§ **What you need to do**:
Emit only the lines from the line containing "Type out the text in this image." through the last line of the entries, unchanged.
━━━━━ Source data ━━━━━
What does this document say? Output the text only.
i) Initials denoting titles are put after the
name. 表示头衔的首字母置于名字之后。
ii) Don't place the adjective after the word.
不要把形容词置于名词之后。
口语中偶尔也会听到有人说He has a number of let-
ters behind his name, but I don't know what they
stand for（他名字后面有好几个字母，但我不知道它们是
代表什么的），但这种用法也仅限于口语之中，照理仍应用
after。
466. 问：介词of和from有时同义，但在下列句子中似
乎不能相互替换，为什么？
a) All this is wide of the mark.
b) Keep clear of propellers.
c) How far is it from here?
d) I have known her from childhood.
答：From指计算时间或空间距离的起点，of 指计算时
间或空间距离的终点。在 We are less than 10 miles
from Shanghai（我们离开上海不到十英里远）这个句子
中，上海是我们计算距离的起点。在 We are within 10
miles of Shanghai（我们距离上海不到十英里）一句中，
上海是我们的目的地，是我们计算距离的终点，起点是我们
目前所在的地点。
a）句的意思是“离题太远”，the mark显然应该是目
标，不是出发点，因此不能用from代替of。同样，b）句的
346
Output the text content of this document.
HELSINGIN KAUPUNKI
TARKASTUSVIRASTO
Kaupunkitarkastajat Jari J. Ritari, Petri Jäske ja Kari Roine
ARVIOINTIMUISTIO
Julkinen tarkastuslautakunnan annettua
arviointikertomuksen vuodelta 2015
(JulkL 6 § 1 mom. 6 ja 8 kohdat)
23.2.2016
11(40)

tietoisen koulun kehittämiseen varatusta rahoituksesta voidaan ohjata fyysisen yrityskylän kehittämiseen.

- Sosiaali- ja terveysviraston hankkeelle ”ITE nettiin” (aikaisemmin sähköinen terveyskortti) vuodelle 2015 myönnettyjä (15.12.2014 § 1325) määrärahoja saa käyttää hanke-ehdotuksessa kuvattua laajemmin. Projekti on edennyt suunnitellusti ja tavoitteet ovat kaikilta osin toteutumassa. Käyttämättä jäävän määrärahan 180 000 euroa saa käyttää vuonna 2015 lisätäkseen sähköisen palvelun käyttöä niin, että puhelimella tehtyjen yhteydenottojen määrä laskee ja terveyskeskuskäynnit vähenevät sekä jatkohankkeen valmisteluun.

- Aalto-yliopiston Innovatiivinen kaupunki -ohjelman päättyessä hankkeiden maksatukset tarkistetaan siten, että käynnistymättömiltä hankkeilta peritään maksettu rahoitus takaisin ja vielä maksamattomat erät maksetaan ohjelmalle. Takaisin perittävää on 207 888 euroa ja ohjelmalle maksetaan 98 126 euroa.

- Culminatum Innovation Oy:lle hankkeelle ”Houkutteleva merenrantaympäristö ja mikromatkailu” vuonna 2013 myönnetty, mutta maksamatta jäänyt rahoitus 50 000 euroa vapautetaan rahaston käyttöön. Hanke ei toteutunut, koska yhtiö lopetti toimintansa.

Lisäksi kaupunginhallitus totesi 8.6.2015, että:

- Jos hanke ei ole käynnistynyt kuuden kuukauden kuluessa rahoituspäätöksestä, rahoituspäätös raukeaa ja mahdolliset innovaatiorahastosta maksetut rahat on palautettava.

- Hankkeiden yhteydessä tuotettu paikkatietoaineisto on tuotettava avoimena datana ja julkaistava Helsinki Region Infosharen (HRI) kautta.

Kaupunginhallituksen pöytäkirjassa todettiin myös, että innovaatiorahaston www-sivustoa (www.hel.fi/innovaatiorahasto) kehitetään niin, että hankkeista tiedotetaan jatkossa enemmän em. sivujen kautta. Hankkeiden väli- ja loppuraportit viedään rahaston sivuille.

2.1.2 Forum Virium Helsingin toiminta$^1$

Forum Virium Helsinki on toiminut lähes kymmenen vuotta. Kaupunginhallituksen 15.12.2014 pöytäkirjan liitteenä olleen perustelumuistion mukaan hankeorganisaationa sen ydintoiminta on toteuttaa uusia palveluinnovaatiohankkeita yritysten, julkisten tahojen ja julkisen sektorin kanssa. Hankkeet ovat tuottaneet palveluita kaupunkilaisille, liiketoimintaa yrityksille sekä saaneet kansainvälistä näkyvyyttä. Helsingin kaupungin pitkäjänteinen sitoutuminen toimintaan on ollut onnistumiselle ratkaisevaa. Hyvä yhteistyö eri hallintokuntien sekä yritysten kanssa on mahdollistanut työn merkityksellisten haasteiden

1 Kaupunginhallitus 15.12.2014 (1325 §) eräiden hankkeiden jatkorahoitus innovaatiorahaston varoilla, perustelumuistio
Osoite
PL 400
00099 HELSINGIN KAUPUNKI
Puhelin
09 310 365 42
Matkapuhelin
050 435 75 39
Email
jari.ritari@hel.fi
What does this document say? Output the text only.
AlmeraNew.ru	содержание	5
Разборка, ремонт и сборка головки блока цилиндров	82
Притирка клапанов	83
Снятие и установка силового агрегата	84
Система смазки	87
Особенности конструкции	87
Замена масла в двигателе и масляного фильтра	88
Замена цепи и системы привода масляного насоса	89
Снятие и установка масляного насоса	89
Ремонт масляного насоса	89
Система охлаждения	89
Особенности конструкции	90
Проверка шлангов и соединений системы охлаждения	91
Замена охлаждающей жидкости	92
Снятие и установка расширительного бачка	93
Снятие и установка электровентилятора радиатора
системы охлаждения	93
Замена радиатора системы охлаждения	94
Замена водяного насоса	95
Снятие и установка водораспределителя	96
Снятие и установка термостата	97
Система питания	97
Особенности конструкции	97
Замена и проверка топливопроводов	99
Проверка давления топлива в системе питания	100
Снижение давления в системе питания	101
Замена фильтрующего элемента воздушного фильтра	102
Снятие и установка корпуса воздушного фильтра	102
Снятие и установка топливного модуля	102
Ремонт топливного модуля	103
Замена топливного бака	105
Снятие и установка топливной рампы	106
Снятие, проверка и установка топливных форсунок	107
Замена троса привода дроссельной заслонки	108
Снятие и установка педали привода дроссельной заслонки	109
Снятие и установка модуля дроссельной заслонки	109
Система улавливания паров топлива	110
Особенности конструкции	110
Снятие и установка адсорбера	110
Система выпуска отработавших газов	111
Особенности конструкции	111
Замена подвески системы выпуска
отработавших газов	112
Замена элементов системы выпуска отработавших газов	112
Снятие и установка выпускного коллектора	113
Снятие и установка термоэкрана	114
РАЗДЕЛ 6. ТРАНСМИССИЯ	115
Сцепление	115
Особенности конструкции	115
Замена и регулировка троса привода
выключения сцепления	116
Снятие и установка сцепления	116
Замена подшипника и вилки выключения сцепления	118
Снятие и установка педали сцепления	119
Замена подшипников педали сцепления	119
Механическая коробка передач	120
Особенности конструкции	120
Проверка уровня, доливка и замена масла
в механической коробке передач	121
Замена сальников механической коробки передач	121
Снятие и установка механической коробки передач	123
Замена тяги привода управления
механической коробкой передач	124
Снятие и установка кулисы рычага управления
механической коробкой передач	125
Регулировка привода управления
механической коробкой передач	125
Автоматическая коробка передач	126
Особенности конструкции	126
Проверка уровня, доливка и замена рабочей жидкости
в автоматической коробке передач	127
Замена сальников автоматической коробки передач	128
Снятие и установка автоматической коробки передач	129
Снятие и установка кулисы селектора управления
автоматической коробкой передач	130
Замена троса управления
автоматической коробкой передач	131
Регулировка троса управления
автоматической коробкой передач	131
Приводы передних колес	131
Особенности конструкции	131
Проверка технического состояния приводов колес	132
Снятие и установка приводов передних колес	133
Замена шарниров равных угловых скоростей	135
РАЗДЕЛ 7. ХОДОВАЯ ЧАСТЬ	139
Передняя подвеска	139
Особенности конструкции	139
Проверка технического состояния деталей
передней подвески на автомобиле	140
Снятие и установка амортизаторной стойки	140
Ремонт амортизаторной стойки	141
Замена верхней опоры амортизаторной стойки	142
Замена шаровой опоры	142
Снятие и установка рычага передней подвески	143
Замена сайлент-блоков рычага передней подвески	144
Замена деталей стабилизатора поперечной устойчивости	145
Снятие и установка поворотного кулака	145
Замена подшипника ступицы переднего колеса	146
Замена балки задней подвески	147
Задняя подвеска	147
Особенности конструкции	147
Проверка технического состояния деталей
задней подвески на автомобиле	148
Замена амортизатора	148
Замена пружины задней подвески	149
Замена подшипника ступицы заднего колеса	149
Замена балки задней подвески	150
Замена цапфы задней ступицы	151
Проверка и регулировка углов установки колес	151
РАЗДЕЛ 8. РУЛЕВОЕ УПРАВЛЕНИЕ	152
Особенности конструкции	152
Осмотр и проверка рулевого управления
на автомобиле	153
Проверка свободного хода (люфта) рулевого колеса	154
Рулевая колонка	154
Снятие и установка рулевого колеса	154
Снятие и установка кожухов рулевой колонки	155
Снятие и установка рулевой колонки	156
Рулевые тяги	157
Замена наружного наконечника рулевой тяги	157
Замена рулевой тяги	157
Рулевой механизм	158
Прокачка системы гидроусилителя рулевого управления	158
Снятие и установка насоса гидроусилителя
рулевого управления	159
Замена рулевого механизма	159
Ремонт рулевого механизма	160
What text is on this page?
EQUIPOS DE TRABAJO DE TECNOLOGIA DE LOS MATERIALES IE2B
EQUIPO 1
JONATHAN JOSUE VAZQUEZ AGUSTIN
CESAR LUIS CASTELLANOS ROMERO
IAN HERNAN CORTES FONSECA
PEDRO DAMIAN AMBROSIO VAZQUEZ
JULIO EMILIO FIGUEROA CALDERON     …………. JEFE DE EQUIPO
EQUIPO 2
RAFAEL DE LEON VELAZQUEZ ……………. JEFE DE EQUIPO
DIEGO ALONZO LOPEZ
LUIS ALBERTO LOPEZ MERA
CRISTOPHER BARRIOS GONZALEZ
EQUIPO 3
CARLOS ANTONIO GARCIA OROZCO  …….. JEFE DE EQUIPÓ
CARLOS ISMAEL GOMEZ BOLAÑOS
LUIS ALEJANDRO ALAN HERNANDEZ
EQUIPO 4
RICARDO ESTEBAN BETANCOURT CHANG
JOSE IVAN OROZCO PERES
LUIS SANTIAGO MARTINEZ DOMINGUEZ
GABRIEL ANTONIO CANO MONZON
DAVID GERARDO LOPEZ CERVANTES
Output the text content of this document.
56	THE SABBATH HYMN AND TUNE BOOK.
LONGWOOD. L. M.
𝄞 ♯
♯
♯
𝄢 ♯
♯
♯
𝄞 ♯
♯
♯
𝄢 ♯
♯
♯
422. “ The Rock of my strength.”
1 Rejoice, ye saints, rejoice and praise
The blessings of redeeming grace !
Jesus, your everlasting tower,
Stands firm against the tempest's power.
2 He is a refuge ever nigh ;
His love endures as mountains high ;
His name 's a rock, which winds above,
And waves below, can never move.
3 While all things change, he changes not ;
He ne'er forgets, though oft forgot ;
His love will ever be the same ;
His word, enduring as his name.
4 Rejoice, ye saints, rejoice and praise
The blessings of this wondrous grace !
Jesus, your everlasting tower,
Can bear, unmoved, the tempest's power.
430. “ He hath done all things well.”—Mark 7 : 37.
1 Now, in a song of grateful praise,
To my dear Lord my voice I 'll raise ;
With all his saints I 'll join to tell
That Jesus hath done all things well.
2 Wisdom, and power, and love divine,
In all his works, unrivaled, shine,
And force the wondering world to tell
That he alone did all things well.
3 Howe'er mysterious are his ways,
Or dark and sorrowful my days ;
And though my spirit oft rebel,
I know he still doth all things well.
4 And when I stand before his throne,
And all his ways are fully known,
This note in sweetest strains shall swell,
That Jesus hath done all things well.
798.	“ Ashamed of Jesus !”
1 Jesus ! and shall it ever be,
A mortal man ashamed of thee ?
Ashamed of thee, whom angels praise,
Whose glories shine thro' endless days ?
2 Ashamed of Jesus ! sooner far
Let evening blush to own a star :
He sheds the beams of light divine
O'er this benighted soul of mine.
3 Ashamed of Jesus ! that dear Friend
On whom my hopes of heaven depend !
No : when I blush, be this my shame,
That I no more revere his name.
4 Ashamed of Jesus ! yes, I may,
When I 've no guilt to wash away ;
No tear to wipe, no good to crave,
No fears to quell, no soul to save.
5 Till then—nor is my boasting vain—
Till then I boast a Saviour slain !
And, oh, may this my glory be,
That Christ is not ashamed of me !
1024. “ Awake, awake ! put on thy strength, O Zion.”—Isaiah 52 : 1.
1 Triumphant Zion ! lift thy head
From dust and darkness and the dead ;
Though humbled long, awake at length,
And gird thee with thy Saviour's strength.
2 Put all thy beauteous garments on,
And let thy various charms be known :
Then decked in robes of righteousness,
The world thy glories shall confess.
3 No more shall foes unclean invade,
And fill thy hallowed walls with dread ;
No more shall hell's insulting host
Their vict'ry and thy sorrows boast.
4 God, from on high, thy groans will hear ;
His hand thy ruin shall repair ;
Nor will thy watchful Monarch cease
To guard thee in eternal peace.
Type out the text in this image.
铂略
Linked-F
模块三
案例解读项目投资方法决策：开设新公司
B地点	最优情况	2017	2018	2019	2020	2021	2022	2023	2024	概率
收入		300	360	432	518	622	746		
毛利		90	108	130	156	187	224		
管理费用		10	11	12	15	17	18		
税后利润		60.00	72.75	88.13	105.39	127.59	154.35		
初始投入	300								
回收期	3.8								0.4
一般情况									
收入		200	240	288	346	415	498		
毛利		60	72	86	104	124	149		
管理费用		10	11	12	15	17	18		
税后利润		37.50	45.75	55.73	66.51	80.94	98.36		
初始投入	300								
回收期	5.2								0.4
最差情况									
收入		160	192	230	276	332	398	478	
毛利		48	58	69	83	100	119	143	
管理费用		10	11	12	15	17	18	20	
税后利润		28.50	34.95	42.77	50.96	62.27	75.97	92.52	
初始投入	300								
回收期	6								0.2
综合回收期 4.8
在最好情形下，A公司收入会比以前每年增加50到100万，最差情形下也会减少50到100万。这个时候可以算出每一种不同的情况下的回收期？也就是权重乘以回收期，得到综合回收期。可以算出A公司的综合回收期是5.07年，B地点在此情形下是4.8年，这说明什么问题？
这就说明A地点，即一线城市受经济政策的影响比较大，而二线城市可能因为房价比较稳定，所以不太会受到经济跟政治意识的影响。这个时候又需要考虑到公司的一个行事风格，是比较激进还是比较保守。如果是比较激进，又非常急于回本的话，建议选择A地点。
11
━━━━━
§ **Result**:
Type out the text in this image.
铂略
Linked-F
模块三
案例解读项目投资方法决策：开设新公司
B地点	最优情况	2017	2018	2019	2020	2021	2022	2023	2024	概率
收入		300	360	432	518	622	746		
毛利		90	108	130	156	187	224		
管理费用		10	11	12	15	17	18		
税后利润		60.00	72.75	88.13	105.39	127.59	154.35		
初始投入	300								
回收期	3.8								0.4
一般情况									
收入		200	240	288	346	415	498		
毛利		60	72	86	104	124	149		
管理费用		10	11	12	15	17	18		
税后利润		37.50	45.75	55.73	66.51	80.94	98.36		
初始投入	300								
回收期	5.2								0.4
最差情况									
收入		160	192	230	276	332	398	478	
毛利		48	58	69	83	100	119	143	
管理费用		10	11	12	15	17	18	20	
税后利润		28.50	34.95	42.77	50.96	62.27	75.97	92.52	
初始投入	300								
回收期	6								0.2
综合回收期 4.8
在最好情形下，A公司收入会比以前每年增加50到100万，最差情形下也会减少50到100万。这个时候可以算出每一种不同的情况下的回收期？也就是权重乘以回收期，得到综合回收期。可以算出A公司的综合回收期是5.07年，B地点在此情形下是4.8年，这说明什么问题？
这就说明A地点，即一线城市受经济政策的影响比较大，而二线城市可能因为房价比较稳定，所以不太会受到经济跟政治意识的影响。这个时候又需要考虑到公司的一个行事风格，是比较激进还是比较保守。如果是比较激进，又非常急于回本的话，建议选择A地点。
11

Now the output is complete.